╔══

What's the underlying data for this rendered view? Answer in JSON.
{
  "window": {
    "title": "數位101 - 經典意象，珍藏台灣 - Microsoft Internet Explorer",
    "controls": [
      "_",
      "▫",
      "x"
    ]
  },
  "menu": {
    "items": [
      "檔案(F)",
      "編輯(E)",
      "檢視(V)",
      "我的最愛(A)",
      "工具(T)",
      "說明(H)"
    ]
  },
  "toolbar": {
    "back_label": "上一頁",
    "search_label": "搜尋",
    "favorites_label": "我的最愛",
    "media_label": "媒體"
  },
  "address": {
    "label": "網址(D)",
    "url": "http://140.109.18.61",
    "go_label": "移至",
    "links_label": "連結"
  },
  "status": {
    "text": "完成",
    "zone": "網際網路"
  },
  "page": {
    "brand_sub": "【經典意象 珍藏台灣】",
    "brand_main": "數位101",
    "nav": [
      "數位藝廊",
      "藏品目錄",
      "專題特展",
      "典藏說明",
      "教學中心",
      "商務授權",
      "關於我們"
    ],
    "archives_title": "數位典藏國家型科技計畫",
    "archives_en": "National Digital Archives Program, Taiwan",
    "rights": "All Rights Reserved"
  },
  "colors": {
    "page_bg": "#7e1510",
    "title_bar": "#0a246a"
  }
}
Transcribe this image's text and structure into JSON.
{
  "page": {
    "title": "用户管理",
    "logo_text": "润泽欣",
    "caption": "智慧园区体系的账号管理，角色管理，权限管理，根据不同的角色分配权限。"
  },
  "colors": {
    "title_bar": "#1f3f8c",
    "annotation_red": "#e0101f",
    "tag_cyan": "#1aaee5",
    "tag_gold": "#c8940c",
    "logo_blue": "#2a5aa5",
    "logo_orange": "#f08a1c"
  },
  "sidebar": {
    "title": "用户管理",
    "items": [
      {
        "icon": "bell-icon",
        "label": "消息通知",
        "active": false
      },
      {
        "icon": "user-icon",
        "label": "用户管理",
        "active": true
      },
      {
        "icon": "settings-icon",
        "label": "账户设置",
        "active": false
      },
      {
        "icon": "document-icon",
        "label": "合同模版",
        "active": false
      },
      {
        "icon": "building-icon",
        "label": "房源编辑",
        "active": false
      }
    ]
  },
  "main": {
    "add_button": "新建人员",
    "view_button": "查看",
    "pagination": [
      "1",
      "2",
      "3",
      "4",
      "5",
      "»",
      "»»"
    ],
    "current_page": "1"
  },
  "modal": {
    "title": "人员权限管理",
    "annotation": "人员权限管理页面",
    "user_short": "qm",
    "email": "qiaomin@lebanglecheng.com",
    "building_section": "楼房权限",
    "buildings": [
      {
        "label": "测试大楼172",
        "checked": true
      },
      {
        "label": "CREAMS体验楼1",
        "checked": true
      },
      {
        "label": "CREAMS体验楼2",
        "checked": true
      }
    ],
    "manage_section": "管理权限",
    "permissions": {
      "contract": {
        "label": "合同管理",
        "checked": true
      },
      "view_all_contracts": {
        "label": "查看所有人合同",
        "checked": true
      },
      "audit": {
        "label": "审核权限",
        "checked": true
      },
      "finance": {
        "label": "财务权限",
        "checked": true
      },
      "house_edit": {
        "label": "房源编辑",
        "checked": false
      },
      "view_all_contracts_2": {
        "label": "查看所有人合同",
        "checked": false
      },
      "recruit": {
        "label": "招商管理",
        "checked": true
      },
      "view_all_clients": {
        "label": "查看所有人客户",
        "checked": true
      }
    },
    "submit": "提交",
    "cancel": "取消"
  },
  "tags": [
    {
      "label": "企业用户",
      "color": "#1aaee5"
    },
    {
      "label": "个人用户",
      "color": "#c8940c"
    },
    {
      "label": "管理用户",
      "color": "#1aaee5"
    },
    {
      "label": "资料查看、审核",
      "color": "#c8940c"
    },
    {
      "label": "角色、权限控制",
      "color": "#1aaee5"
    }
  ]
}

╚══

**Set problem**
Look through the records and gather each line with the word "經典意象".

**Result of the exercise**
    "title": "數位101 - 經典意象，珍藏台灣 - Microsoft Internet Explorer",
    "brand_sub": "【經典意象 珍藏台灣】",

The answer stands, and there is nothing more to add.